» EXERCISE DIRECTIONS
Look through the material below. Copy each line that contains the string "xlabel".
• • • • • • •
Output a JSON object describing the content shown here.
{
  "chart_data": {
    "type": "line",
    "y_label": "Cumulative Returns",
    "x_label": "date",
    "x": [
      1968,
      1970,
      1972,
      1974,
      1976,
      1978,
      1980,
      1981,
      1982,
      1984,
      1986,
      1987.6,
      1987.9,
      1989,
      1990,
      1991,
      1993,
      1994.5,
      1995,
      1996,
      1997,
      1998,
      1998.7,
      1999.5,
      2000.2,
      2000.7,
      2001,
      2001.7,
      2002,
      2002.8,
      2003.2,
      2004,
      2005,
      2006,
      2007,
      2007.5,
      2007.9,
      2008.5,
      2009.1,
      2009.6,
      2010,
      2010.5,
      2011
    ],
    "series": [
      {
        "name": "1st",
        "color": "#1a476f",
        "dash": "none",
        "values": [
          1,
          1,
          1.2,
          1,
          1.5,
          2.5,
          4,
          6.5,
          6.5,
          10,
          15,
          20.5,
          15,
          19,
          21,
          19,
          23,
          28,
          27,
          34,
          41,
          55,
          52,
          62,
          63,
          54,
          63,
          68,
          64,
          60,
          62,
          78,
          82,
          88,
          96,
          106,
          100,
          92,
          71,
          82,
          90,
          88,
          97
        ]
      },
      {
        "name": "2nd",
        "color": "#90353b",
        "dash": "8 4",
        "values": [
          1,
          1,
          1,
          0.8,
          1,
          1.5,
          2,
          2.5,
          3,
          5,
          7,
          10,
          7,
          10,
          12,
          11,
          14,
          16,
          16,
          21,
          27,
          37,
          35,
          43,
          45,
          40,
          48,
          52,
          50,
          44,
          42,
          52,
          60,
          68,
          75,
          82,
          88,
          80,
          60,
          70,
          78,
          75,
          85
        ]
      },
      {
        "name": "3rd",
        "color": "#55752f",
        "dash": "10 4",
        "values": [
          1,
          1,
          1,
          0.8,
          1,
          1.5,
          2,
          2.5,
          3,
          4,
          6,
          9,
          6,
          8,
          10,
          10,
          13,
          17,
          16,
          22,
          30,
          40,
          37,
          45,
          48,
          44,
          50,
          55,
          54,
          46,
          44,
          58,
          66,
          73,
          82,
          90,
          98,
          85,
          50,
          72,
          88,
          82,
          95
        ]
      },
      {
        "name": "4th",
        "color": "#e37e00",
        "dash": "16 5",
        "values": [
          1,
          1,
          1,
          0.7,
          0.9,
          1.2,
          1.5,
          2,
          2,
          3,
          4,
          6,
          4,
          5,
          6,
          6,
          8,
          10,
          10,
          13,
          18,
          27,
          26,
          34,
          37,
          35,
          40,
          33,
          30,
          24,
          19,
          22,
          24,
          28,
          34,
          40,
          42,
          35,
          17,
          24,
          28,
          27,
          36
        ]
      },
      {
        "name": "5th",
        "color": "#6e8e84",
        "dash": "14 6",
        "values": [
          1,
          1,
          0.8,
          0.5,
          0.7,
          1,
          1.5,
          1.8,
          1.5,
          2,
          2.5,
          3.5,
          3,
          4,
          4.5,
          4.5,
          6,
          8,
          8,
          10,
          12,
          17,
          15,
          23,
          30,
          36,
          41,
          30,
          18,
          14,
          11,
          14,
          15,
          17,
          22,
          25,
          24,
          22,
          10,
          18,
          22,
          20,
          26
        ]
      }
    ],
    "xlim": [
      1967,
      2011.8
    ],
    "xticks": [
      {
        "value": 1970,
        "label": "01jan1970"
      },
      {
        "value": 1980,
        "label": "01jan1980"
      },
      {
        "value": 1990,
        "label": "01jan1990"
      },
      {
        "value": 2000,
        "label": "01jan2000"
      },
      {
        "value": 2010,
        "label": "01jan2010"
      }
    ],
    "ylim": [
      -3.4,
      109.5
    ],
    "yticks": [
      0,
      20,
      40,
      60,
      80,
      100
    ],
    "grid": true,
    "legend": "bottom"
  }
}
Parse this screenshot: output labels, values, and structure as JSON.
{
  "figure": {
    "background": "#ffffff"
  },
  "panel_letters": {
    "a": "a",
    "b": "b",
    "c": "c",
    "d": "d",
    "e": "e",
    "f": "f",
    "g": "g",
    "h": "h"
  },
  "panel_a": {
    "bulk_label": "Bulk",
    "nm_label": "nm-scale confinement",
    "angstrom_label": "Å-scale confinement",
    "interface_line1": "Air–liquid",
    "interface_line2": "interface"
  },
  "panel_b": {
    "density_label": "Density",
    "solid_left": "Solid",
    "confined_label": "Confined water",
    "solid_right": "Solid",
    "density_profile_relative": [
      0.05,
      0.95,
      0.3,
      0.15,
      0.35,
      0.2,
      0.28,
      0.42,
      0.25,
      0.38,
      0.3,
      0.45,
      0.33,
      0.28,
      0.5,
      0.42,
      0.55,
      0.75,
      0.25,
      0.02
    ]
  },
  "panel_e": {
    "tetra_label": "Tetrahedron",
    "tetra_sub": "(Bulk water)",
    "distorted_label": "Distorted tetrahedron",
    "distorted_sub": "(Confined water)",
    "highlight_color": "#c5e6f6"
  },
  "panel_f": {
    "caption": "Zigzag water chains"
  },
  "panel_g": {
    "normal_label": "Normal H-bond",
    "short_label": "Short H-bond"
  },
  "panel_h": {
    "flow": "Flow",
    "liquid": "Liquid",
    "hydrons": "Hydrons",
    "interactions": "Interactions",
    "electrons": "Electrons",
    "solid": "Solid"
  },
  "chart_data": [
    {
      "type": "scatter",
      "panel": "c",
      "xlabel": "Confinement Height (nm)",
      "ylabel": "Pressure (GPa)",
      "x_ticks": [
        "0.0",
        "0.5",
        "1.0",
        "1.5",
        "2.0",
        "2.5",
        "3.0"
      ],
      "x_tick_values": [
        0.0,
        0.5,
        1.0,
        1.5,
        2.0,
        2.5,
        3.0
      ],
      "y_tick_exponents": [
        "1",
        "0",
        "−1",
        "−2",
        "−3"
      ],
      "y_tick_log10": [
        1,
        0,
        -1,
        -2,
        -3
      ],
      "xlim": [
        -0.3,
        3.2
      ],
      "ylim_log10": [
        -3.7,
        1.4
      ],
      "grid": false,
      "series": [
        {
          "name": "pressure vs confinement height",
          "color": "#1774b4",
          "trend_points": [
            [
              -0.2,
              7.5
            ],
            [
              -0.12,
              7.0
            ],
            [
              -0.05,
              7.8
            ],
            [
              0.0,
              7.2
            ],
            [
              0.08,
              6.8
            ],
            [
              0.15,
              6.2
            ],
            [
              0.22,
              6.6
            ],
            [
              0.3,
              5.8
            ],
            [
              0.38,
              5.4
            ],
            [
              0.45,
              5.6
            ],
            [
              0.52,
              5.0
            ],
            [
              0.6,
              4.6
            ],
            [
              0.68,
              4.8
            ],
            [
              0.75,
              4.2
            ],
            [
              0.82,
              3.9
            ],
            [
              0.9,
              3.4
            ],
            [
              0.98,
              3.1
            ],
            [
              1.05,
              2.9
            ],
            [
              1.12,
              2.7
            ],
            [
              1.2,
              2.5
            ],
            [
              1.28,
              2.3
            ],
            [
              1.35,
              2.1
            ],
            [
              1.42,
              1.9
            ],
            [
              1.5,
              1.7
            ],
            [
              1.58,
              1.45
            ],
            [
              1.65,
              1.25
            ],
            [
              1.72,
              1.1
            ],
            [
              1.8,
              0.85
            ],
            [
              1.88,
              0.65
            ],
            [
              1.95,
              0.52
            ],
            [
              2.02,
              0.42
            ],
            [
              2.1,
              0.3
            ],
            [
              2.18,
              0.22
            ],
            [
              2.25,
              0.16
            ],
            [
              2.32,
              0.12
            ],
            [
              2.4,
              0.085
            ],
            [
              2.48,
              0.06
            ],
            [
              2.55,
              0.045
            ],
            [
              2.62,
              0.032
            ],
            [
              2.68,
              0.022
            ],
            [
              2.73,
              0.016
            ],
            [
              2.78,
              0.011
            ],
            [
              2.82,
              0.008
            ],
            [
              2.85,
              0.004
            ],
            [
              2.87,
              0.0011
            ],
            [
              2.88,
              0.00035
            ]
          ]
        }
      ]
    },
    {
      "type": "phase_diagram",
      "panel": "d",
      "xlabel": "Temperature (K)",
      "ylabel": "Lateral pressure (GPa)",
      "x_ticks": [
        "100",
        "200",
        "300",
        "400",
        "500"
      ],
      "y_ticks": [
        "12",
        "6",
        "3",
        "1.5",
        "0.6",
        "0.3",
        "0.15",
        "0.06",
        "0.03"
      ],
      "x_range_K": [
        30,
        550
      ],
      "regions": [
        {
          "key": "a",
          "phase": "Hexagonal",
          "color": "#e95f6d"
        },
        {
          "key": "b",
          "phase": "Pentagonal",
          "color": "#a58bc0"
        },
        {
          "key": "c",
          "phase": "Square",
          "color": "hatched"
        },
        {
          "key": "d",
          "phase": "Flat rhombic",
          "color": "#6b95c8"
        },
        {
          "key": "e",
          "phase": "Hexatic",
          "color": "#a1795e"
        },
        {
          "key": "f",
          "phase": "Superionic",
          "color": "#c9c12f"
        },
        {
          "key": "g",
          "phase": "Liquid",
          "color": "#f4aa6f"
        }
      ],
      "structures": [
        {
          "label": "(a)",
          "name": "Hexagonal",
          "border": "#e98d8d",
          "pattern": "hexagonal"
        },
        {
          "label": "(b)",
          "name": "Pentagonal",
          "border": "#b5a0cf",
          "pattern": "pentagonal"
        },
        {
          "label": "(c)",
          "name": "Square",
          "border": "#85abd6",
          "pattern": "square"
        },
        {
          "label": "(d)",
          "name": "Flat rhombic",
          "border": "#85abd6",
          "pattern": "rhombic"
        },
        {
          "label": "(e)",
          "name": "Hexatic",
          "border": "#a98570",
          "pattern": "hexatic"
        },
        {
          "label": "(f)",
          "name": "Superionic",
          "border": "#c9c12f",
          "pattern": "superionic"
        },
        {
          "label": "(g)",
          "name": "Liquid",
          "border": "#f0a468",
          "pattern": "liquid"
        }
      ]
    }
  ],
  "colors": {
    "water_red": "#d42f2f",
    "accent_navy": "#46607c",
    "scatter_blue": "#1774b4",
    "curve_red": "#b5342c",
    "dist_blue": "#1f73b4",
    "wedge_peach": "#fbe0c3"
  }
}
• • • • • • •
» TASK RESPONSE
      "xlabel": "Confinement Height (nm)",
      "xlabel": "Temperature (K)",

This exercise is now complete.